- Your task -
Gather up the lines with the word "JSON" in them.

[Stored data entries]
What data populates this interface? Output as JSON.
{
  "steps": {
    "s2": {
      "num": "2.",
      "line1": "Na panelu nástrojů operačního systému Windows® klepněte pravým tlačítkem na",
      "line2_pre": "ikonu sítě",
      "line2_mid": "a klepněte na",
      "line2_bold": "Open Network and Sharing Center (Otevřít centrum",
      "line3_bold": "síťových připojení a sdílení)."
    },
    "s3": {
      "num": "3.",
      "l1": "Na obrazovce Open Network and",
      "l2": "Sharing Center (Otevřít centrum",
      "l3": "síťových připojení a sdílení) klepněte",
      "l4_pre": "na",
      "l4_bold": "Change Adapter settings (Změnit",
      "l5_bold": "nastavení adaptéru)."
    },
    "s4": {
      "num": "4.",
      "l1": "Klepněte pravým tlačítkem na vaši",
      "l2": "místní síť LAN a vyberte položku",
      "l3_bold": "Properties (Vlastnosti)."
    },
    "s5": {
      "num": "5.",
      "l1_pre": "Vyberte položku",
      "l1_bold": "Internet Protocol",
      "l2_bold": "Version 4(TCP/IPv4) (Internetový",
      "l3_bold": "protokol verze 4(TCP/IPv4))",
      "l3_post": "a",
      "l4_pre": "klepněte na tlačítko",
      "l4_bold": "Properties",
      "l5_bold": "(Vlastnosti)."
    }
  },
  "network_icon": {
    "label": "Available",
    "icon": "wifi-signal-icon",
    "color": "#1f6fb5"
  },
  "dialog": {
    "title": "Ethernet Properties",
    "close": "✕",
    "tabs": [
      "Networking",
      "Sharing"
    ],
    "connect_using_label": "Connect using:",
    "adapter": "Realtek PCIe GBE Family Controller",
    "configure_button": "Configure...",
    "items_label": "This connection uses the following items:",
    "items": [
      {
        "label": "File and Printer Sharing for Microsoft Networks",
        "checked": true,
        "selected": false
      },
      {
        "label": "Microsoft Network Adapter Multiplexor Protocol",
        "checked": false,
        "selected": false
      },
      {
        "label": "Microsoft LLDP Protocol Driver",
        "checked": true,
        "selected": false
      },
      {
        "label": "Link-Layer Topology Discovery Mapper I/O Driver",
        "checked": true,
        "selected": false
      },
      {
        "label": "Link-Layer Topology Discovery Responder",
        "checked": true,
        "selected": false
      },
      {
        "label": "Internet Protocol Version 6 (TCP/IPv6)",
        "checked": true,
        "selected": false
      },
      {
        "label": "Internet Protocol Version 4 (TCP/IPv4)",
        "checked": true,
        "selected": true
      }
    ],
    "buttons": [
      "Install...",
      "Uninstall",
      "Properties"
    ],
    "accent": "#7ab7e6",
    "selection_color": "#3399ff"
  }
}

--

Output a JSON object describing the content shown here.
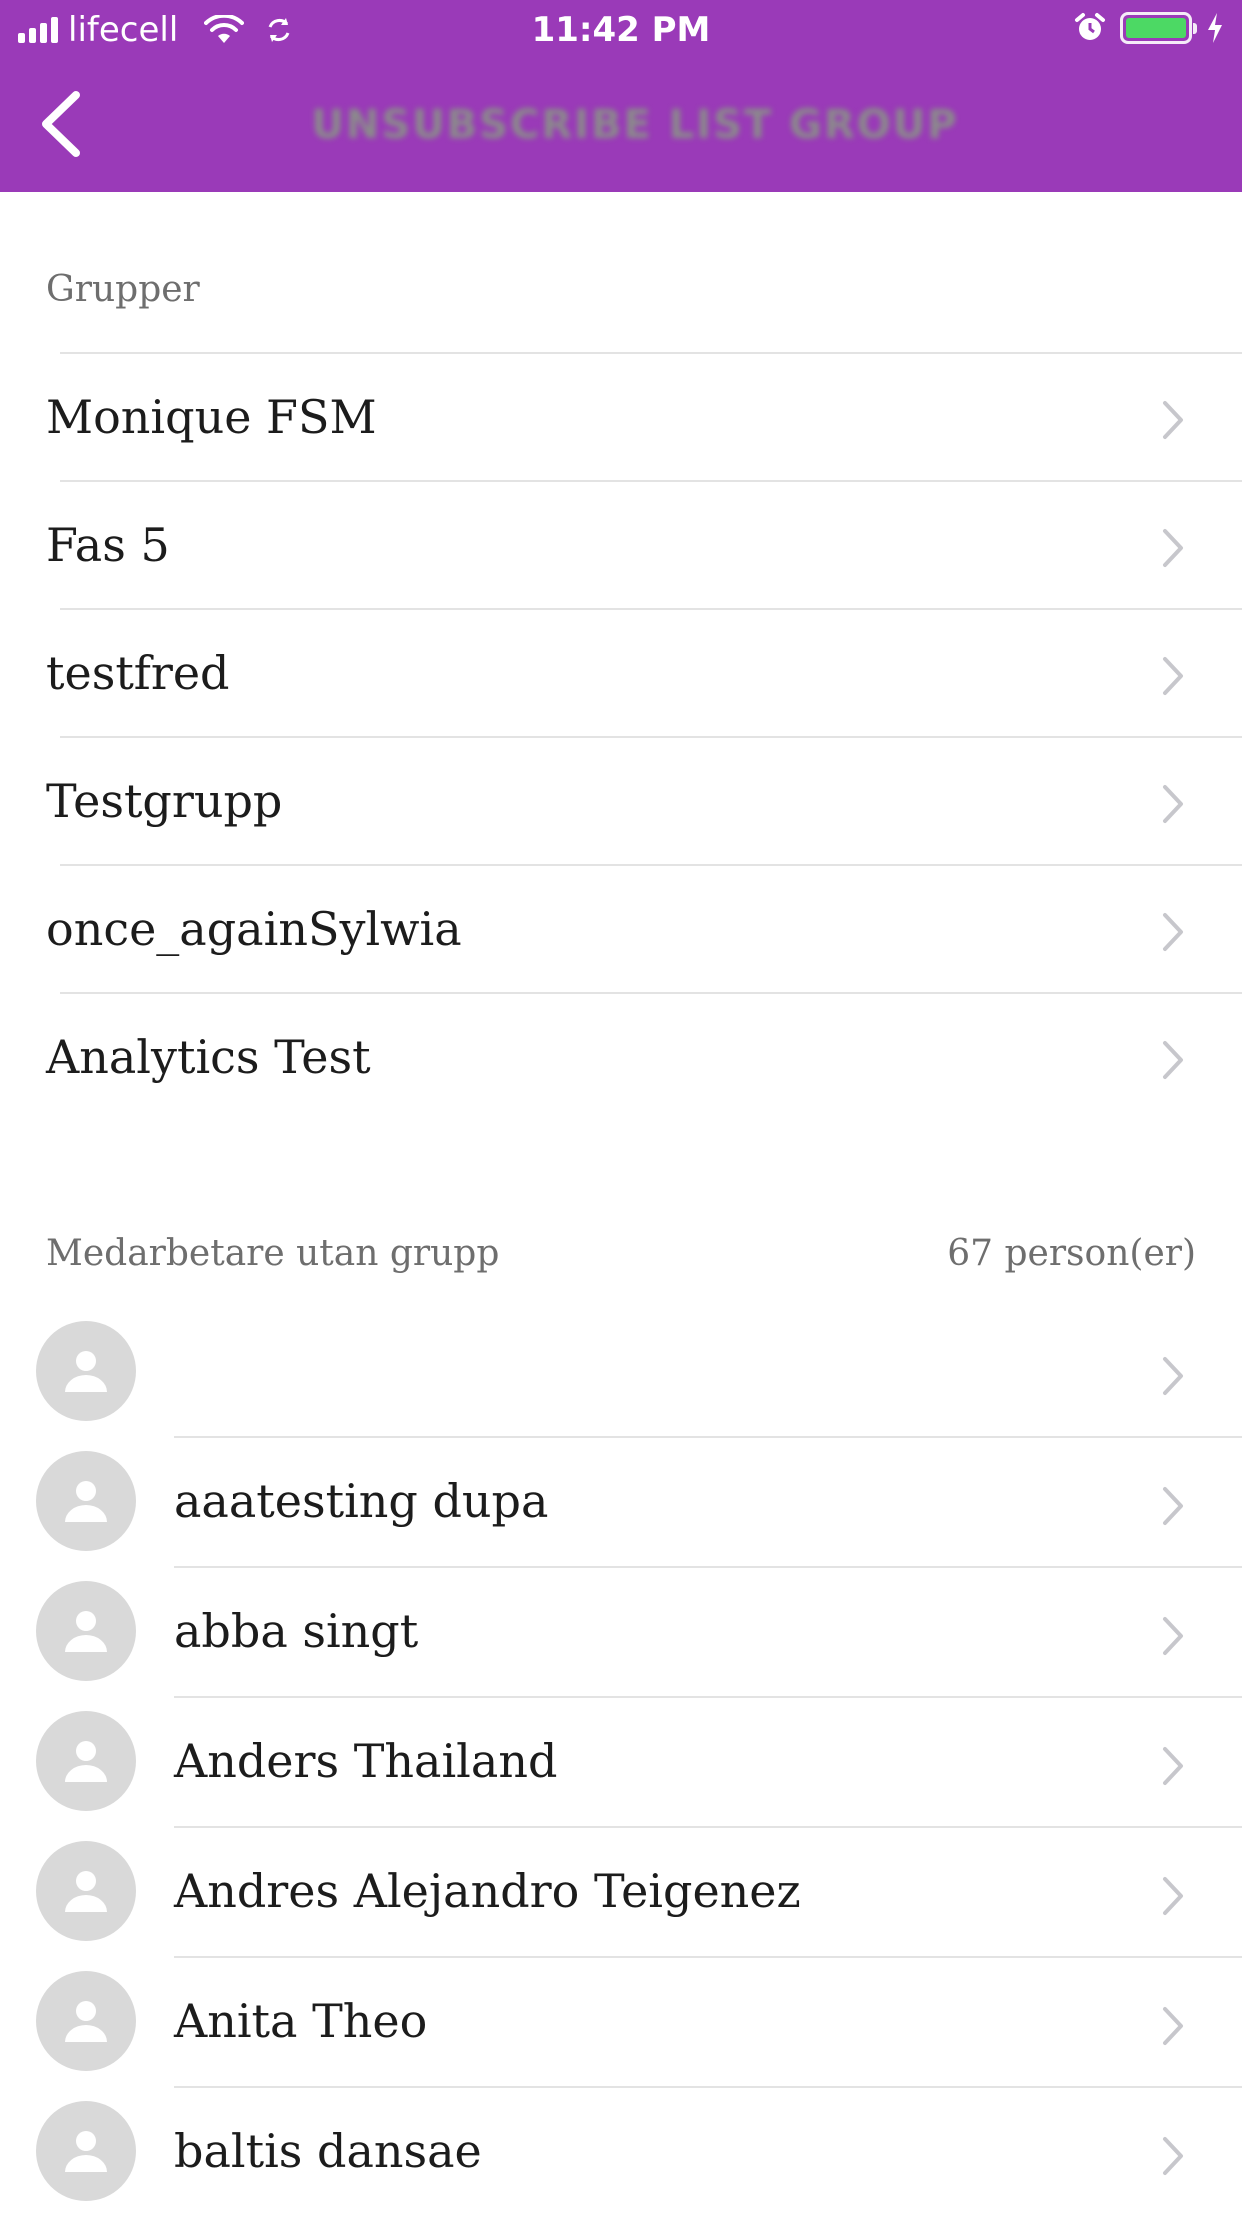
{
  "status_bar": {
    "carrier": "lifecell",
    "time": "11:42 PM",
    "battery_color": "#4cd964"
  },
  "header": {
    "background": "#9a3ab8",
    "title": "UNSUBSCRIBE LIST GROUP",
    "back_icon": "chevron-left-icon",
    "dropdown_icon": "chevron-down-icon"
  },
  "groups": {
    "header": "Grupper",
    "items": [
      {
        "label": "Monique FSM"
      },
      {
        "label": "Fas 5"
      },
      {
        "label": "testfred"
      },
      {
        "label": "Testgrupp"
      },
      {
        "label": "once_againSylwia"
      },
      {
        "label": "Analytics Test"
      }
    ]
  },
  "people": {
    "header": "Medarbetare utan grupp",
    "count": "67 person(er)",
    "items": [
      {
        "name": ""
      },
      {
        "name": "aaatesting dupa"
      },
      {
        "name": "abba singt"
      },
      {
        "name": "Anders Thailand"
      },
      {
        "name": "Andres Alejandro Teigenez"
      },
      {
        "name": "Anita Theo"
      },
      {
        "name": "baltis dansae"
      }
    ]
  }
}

- Solution below -
What data populates this interface? Output as JSON.
Output a JSON object describing the content shown here.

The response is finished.